* _Input records_
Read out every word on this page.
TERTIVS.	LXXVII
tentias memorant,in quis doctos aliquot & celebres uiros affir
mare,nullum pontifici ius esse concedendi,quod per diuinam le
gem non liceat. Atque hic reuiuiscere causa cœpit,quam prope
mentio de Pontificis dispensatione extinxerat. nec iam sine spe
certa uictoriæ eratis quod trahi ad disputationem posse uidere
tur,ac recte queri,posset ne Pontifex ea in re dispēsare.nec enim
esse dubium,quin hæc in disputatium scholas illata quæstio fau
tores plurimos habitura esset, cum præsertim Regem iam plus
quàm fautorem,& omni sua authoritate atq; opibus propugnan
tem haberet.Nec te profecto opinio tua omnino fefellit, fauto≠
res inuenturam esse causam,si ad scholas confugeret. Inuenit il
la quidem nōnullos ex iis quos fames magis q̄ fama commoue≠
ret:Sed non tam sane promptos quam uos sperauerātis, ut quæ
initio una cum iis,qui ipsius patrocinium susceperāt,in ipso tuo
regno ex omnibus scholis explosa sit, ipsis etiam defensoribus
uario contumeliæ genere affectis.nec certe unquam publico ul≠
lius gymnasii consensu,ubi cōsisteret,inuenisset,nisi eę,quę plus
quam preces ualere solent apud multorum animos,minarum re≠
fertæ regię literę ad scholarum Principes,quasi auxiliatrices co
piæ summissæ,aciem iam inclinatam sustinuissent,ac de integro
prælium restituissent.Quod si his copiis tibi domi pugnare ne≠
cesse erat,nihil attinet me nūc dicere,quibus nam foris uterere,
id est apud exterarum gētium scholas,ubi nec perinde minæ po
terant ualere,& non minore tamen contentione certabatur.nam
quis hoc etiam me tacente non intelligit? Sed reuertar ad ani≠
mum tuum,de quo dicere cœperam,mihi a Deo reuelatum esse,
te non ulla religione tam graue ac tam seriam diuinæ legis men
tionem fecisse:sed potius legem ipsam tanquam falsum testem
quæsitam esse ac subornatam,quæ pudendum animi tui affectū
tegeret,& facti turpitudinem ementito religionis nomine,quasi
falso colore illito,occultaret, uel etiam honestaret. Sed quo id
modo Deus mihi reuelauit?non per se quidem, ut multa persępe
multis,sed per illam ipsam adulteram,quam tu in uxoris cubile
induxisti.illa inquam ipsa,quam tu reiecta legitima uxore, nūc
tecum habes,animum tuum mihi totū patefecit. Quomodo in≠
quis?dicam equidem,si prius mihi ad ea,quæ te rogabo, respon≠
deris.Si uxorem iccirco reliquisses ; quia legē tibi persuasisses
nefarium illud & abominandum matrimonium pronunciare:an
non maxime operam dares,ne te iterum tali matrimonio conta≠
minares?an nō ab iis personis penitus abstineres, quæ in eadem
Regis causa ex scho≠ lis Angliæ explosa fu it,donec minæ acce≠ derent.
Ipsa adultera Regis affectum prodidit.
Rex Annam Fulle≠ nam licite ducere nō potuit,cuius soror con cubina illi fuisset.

* _Work to complete_
Count every line of the records that holds "tibi". State the number, nothing else.

* _Completed task_
2